Could you output every line of the rows below as a JSON list of strings, one string per line, with blank lines skipped and the pictures left out?
# # # # #
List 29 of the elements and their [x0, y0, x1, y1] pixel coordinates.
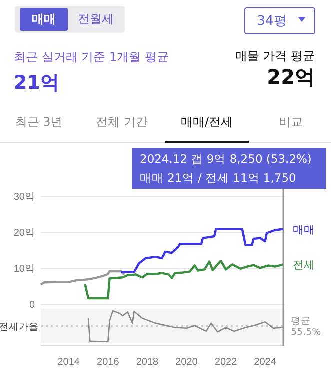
text: 34평 [257, 14, 287, 29]
x-tick-label: 2022 [214, 357, 238, 368]
text: 최근 실거래 기준 1개월 평균 [14, 50, 169, 64]
text: 전월세 [78, 12, 114, 26]
y-tick-label: 20억 [14, 228, 35, 240]
x-tick-label: 2018 [136, 357, 160, 368]
text: 매매 [32, 12, 56, 26]
text: 최근 3년 [15, 115, 63, 129]
series-label: 매매 [293, 223, 315, 236]
x-tick-label: 2024 [254, 357, 277, 368]
line-series [40, 270, 126, 286]
y-tick-label: 0 [29, 300, 36, 312]
line-series [84, 260, 284, 300]
x-tick-label: 2016 [97, 357, 120, 368]
text: 21억 [14, 72, 60, 94]
text: 비교 [279, 115, 303, 129]
text: 매매/전세 [180, 115, 234, 129]
y-tick-label: 10억 [14, 264, 35, 276]
text: 2024.12 갭 9억 8,250 (53.2%) [140, 152, 312, 166]
text: 매물 가격 평균 [235, 49, 315, 63]
y-tick-label: 30억 [14, 192, 35, 204]
x-tick-label: 2014 [58, 357, 80, 368]
line-series [120, 228, 284, 274]
text: 22억 [267, 65, 315, 89]
text: 전체 기간 [96, 115, 148, 129]
series-label: 전세 [293, 258, 315, 272]
x-tick-label: 2020 [176, 357, 198, 368]
ref-line-label: 평균 55.5% [291, 316, 322, 338]
text: 매매 21억 / 전세 11억 1,750 [140, 171, 296, 185]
# # # # #
Written solution —
[
  "List 29 of the elements and their [x0, y0, x1, y1] pixel coordinates.",
  "text: 34평 [257, 14, 287, 29]",
  "x-tick-label: 2022 [214, 357, 238, 368]",
  "text: 최근 실거래 기준 1개월 평균 [14, 50, 169, 64]",
  "text: 전월세 [78, 12, 114, 26]",
  "y-tick-label: 20억 [14, 228, 35, 240]",
  "x-tick-label: 2018 [136, 357, 160, 368]",
  "text: 매매 [32, 12, 56, 26]",
  "text: 최근 3년 [15, 115, 63, 129]",
  "series-label: 매매 [293, 223, 315, 236]",
  "x-tick-label: 2024 [254, 357, 277, 368]",
  "line-series [40, 270, 126, 286]",
  "y-tick-label: 0 [29, 300, 36, 312]",
  "line-series [84, 260, 284, 300]",
  "x-tick-label: 2016 [97, 357, 120, 368]",
  "text: 21억 [14, 72, 60, 94]",
  "text: 비교 [279, 115, 303, 129]",
  "text: 매매/전세 [180, 115, 234, 129]",
  "y-tick-label: 10억 [14, 264, 35, 276]",
  "text: 2024.12 갭 9억 8,250 (53.2%) [140, 152, 312, 166]",
  "text: 매물 가격 평균 [235, 49, 315, 63]",
  "y-tick-label: 30억 [14, 192, 35, 204]",
  "x-tick-label: 2014 [58, 357, 80, 368]",
  "line-series [120, 228, 284, 274]",
  "text: 22억 [267, 65, 315, 89]",
  "text: 전체 기간 [96, 115, 148, 129]",
  "series-label: 전세 [293, 258, 315, 272]",
  "x-tick-label: 2020 [176, 357, 198, 368]",
  "ref-line-label: 평균 55.5% [291, 316, 322, 338]",
  "text: 매매 21억 / 전세 11억 1,750 [140, 171, 296, 185]"
]